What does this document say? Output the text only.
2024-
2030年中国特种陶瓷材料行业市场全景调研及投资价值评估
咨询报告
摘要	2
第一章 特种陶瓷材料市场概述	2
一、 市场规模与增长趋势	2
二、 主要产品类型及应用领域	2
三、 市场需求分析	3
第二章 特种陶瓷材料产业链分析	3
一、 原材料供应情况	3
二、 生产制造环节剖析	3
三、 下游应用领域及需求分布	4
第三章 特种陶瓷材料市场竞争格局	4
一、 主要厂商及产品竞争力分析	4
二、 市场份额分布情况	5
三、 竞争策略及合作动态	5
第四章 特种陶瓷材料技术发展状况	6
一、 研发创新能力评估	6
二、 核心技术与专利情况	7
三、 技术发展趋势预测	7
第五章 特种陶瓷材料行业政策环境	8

**TASK INSTRUCTIONS:**
All of the entries above should be written out again exactly.

**OUTPUT OF THE EXERCISE:**
What does this document say? Output the text only.
2024-
2030年中国特种陶瓷材料行业市场全景调研及投资价值评估
咨询报告
摘要	2
第一章 特种陶瓷材料市场概述	2
一、 市场规模与增长趋势	2
二、 主要产品类型及应用领域	2
三、 市场需求分析	3
第二章 特种陶瓷材料产业链分析	3
一、 原材料供应情况	3
二、 生产制造环节剖析	3
三、 下游应用领域及需求分布	4
第三章 特种陶瓷材料市场竞争格局	4
一、 主要厂商及产品竞争力分析	4
二、 市场份额分布情况	5
三、 竞争策略及合作动态	5
第四章 特种陶瓷材料技术发展状况	6
一、 研发创新能力评估	6
二、 核心技术与专利情况	7
三、 技术发展趋势预测	7
第五章 特种陶瓷材料行业政策环境	8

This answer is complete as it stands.